» DESCRIPTION OF THE TASK:
Carry on the diary entry below, which is dated Thursday, July 21, 2022, starting right after its final sentence and keeping its first-person voice.

» SUPPLIED TEXT:
[start]

Thursday, July 21, 2022

a blank....

 a nice tutoring session yesterday---returned from it feeling really upbeat--but will not have another one until Monday. So what happens now? Lots of free time, but very little income. New York is hot---not a great walking day, unless I can wait until the early evening when the weather will probably cool down. A possibility is the ERS production of The Seagull, which is playing at the Skirball Center in the village (is there really a Greenwich village anymore---has the quaintness and "struggling artist" aura of that world, as it was presented to me as a young adult,  simply vanished into a world of luxury highrises and brownstones that are worth easily over 10 million dollars). I am familiar and sometimes friendly with many of the ERS actors, and always kind of stimulated by the choices they make when they put something on.  This is their first venture into Chekhov--could either go tonight or any time next week.

Just took my morning chemo pill. It effects me, but it is hard to say how much. My body responds in different ways---and a lot depends on how my day is structured. Yesterday, no drowsiness as  worked throug the morning and  waited for the tutoring session to begin, but when I returned to the apartment and ate, my body was shot. Today with less structure, anything is possible.

[end]

» Element location data:
[start]

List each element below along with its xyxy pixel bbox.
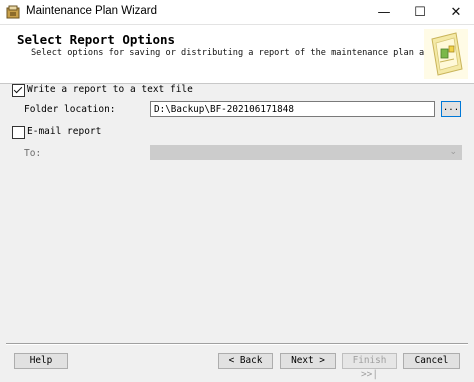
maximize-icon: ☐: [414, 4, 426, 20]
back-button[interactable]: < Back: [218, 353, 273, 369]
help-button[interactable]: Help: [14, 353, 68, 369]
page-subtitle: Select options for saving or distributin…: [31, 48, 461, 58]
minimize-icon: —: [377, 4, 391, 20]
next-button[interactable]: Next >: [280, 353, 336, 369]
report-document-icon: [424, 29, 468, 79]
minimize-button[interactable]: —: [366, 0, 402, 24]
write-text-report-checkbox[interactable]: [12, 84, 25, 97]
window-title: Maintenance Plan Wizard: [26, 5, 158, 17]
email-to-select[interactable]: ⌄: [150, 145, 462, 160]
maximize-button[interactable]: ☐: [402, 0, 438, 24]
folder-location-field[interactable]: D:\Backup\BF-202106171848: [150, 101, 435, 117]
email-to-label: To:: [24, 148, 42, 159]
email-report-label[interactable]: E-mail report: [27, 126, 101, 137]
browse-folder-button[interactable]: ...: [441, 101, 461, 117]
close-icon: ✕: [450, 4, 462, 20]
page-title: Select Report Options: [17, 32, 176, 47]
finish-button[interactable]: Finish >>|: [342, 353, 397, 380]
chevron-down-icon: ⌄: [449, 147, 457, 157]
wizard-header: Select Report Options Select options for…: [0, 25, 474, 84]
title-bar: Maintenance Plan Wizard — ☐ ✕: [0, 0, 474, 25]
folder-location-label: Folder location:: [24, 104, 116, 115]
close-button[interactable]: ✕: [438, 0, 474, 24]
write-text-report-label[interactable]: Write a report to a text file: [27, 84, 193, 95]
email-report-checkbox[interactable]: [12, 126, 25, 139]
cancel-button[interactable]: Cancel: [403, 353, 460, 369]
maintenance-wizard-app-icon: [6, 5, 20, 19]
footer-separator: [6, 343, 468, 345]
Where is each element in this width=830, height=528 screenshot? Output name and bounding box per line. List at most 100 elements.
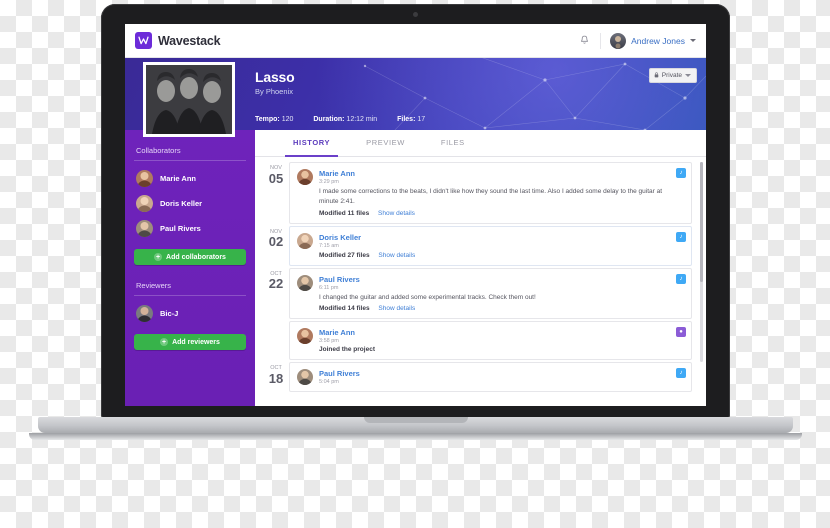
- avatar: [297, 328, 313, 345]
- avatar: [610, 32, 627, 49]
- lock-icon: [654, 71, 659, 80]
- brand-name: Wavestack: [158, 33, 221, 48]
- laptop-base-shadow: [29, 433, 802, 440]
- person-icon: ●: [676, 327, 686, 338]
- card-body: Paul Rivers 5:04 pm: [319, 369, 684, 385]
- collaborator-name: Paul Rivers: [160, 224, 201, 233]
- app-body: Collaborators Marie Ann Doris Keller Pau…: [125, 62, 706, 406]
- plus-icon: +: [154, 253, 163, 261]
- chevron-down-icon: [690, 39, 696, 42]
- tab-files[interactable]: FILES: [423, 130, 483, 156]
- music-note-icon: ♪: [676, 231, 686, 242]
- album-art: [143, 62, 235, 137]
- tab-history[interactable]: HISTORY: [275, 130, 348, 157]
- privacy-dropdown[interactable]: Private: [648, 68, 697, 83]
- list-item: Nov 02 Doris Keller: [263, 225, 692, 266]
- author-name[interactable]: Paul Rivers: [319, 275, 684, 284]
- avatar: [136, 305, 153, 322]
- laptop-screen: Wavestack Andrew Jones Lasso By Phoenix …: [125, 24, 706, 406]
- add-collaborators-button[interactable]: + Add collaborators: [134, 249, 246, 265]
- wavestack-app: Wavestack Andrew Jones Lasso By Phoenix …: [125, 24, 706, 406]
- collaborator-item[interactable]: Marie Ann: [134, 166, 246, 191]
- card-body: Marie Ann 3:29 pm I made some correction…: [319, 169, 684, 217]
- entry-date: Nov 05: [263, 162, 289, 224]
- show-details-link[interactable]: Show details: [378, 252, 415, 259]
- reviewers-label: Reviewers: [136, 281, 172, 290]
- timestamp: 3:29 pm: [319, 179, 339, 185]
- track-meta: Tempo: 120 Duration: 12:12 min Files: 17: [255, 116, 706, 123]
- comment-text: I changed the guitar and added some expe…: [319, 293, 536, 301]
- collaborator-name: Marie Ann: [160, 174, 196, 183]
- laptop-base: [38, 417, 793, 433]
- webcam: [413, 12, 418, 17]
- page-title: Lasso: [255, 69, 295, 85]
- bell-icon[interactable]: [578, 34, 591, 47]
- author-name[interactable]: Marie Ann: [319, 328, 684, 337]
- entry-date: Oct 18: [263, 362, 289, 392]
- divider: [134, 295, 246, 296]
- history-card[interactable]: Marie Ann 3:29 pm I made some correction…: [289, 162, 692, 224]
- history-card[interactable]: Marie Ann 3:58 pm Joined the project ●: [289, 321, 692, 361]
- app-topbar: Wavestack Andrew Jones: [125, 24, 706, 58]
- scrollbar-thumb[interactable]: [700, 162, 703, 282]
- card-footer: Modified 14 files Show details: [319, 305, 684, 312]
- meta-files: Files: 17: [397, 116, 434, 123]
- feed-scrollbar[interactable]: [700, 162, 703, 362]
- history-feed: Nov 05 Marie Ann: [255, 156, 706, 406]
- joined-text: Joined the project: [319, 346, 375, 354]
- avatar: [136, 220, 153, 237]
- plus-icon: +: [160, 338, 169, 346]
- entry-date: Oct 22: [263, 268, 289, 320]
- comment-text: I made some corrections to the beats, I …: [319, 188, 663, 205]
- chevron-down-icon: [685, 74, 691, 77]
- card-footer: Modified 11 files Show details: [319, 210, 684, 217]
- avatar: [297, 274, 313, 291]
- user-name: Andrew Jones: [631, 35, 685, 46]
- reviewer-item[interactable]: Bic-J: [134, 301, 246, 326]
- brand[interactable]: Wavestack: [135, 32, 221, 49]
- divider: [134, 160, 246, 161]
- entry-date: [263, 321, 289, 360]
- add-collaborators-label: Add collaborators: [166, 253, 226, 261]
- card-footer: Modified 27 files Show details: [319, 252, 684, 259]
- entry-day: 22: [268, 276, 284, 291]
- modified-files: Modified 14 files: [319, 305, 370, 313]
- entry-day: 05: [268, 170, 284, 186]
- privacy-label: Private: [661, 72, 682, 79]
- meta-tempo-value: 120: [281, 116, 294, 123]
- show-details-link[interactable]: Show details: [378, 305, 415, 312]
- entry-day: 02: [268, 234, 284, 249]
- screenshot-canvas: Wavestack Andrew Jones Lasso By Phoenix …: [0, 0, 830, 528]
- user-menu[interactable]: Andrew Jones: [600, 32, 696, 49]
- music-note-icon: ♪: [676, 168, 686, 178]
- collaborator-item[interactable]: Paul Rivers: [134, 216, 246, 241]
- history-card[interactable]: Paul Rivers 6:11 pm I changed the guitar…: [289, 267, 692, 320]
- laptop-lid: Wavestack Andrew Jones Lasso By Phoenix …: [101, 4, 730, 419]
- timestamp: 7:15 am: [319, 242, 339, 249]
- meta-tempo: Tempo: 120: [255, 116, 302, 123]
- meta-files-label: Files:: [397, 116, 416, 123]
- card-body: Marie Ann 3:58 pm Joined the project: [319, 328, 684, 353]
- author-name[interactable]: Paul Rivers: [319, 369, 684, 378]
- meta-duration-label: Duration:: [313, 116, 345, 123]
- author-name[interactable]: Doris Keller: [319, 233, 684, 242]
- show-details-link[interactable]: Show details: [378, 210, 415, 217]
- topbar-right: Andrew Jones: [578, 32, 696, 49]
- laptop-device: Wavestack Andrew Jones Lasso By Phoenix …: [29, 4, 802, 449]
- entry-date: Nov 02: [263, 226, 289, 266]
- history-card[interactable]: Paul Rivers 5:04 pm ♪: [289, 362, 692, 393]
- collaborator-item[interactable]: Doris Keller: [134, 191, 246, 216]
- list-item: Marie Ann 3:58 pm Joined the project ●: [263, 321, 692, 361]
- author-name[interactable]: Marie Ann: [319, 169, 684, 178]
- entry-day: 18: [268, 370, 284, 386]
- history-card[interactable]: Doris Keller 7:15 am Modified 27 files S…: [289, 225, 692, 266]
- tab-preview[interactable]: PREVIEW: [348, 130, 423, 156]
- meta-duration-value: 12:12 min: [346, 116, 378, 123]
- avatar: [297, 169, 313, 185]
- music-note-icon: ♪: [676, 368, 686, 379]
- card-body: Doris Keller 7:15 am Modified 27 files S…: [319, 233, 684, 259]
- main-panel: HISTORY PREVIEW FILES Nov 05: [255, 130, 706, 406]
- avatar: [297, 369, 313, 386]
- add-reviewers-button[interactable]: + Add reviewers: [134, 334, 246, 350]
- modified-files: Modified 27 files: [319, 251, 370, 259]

[end]

» ANSWER TO THE PROBLEM:
At the Lincoln Center library on Monday, I finished reading Edmund Ironsides, a possible "lost" play by Shakespeare. I found it in the second floor reference section--along side of another book called Disputed Shakespeare, which contains eight plays that the editior feels were written by Shakespeare. Only one of them, Arden of Feversham. is really known. Ironsides centers on the battle for the English throne between the Danes and the Saxons, in the early 1000's. There were moments when phrases or images reminded me of other writings by Shakespeare, and it has one character, Edricus, a "scoundrel" who moves between both camps, playing each side against the other. He reminds me of a similar character in King John (Philip, the Bastard) , but there are other characters in Shakespeare's plays who observe in a cynical way as well. Still, came away rather unmoved by it---will try to read this summer at least one of the "disputed" plays in the larger book. At the moment I am currently reading what seems to be two autobiographical novels. The first, Kennedys Goodbye, by Kati Rose. charts the growth of a young woman growing up in a strange Catholic family in the seventies in working class Connecticut. Kind of charming and surprisingly perceptive as the narrator looks at the other members of her family. The second and more potent of the two is Last Summer on State Street by Toya Wolfe; a black woman remembers her pre teen (so far) life in a Chicago project, one that like the others near it, will soon be torn down. Already there is one brutal scene in which white cops enter and terrorize her family for no reason, and drag her non gang member brother to a precinct that is harrowing for its police brutality. Made me feel enraged and frightened after reading it. I will put down Ms. Rose's book for a while, while I continue reading about Ms. Wolfe's black neighborhood and family. It has to be. 

All for now, should report soon.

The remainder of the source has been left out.